• Work instructions:
Retype every entry exactly, character for character.

(Stored data)
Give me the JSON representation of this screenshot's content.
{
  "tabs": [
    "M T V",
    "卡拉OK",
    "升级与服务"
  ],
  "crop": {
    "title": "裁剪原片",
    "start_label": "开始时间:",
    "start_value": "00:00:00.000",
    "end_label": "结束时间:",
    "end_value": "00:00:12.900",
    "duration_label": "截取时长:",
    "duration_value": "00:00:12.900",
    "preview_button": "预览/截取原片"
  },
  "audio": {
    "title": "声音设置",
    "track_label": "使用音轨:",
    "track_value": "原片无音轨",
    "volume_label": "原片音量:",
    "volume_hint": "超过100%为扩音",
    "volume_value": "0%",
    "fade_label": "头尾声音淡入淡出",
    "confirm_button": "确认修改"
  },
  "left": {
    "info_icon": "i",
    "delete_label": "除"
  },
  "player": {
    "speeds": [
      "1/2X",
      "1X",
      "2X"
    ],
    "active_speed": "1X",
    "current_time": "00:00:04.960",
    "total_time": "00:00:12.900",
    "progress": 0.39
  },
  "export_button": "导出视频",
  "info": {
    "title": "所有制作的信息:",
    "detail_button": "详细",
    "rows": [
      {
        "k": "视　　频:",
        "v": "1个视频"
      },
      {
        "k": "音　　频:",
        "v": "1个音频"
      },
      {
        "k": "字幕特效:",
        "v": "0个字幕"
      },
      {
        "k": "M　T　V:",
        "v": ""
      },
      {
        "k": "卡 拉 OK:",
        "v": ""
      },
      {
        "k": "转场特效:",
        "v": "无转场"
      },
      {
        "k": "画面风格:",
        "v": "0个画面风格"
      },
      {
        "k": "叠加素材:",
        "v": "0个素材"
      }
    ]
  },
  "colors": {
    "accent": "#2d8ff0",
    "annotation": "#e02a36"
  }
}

• Response to this task:
Give me the JSON representation of this screenshot's content.
{
  "tabs": [
    "M T V",
    "卡拉OK",
    "升级与服务"
  ],
  "crop": {
    "title": "裁剪原片",
    "start_label": "开始时间:",
    "start_value": "00:00:00.000",
    "end_label": "结束时间:",
    "end_value": "00:00:12.900",
    "duration_label": "截取时长:",
    "duration_value": "00:00:12.900",
    "preview_button": "预览/截取原片"
  },
  "audio": {
    "title": "声音设置",
    "track_label": "使用音轨:",
    "track_value": "原片无音轨",
    "volume_label": "原片音量:",
    "volume_hint": "超过100%为扩音",
    "volume_value": "0%",
    "fade_label": "头尾声音淡入淡出",
    "confirm_button": "确认修改"
  },
  "left": {
    "info_icon": "i",
    "delete_label": "除"
  },
  "player": {
    "speeds": [
      "1/2X",
      "1X",
      "2X"
    ],
    "active_speed": "1X",
    "current_time": "00:00:04.960",
    "total_time": "00:00:12.900",
    "progress": 0.39
  },
  "export_button": "导出视频",
  "info": {
    "title": "所有制作的信息:",
    "detail_button": "详细",
    "rows": [
      {
        "k": "视　　频:",
        "v": "1个视频"
      },
      {
        "k": "音　　频:",
        "v": "1个音频"
      },
      {
        "k": "字幕特效:",
        "v": "0个字幕"
      },
      {
        "k": "M　T　V:",
        "v": ""
      },
      {
        "k": "卡 拉 OK:",
        "v": ""
      },
      {
        "k": "转场特效:",
        "v": "无转场"
      },
      {
        "k": "画面风格:",
        "v": "0个画面风格"
      },
      {
        "k": "叠加素材:",
        "v": "0个素材"
      }
    ]
  },
  "colors": {
    "accent": "#2d8ff0",
    "annotation": "#e02a36"
  }
}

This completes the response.